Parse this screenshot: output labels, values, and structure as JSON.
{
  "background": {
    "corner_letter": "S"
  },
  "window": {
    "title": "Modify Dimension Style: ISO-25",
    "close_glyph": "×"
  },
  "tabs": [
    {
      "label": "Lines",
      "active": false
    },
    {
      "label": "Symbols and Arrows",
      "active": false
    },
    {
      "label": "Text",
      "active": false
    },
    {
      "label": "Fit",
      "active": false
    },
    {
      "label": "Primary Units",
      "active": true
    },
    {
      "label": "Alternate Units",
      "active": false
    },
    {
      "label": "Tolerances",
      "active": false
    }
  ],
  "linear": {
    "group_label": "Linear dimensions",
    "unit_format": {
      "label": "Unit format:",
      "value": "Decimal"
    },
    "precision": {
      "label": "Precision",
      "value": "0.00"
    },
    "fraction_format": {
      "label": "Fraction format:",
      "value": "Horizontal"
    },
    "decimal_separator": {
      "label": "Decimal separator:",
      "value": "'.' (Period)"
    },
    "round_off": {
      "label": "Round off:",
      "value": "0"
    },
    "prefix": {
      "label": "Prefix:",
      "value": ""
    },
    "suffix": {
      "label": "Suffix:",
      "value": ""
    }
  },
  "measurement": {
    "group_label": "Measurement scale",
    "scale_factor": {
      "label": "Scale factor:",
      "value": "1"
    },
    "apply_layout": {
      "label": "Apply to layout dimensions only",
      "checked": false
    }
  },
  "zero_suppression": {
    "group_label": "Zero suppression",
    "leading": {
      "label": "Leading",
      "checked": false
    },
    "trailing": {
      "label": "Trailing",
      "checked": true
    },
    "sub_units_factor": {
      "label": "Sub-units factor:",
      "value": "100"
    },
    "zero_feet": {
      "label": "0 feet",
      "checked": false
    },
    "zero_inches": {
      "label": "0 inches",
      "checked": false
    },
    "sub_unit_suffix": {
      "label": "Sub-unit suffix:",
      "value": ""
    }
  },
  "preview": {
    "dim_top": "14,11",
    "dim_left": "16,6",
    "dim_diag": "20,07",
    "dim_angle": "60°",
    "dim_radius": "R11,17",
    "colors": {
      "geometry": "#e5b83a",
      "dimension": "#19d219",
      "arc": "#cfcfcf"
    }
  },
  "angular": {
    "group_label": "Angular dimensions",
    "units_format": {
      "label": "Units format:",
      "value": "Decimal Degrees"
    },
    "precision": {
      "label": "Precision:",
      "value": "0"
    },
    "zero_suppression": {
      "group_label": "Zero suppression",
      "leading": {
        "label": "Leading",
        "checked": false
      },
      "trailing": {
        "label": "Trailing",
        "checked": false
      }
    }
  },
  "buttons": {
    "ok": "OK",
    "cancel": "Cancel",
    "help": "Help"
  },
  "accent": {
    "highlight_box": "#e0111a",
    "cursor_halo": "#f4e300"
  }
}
************
» **Task**:
Write every record out again, unaltered.

» **Expected answer**:
Parse this screenshot: output labels, values, and structure as JSON.
{
  "background": {
    "corner_letter": "S"
  },
  "window": {
    "title": "Modify Dimension Style: ISO-25",
    "close_glyph": "×"
  },
  "tabs": [
    {
      "label": "Lines",
      "active": false
    },
    {
      "label": "Symbols and Arrows",
      "active": false
    },
    {
      "label": "Text",
      "active": false
    },
    {
      "label": "Fit",
      "active": false
    },
    {
      "label": "Primary Units",
      "active": true
    },
    {
      "label": "Alternate Units",
      "active": false
    },
    {
      "label": "Tolerances",
      "active": false
    }
  ],
  "linear": {
    "group_label": "Linear dimensions",
    "unit_format": {
      "label": "Unit format:",
      "value": "Decimal"
    },
    "precision": {
      "label": "Precision",
      "value": "0.00"
    },
    "fraction_format": {
      "label": "Fraction format:",
      "value": "Horizontal"
    },
    "decimal_separator": {
      "label": "Decimal separator:",
      "value": "'.' (Period)"
    },
    "round_off": {
      "label": "Round off:",
      "value": "0"
    },
    "prefix": {
      "label": "Prefix:",
      "value": ""
    },
    "suffix": {
      "label": "Suffix:",
      "value": ""
    }
  },
  "measurement": {
    "group_label": "Measurement scale",
    "scale_factor": {
      "label": "Scale factor:",
      "value": "1"
    },
    "apply_layout": {
      "label": "Apply to layout dimensions only",
      "checked": false
    }
  },
  "zero_suppression": {
    "group_label": "Zero suppression",
    "leading": {
      "label": "Leading",
      "checked": false
    },
    "trailing": {
      "label": "Trailing",
      "checked": true
    },
    "sub_units_factor": {
      "label": "Sub-units factor:",
      "value": "100"
    },
    "zero_feet": {
      "label": "0 feet",
      "checked": false
    },
    "zero_inches": {
      "label": "0 inches",
      "checked": false
    },
    "sub_unit_suffix": {
      "label": "Sub-unit suffix:",
      "value": ""
    }
  },
  "preview": {
    "dim_top": "14,11",
    "dim_left": "16,6",
    "dim_diag": "20,07",
    "dim_angle": "60°",
    "dim_radius": "R11,17",
    "colors": {
      "geometry": "#e5b83a",
      "dimension": "#19d219",
      "arc": "#cfcfcf"
    }
  },
  "angular": {
    "group_label": "Angular dimensions",
    "units_format": {
      "label": "Units format:",
      "value": "Decimal Degrees"
    },
    "precision": {
      "label": "Precision:",
      "value": "0"
    },
    "zero_suppression": {
      "group_label": "Zero suppression",
      "leading": {
        "label": "Leading",
        "checked": false
      },
      "trailing": {
        "label": "Trailing",
        "checked": false
      }
    }
  },
  "buttons": {
    "ok": "OK",
    "cancel": "Cancel",
    "help": "Help"
  },
  "accent": {
    "highlight_box": "#e0111a",
    "cursor_halo": "#f4e300"
  }
}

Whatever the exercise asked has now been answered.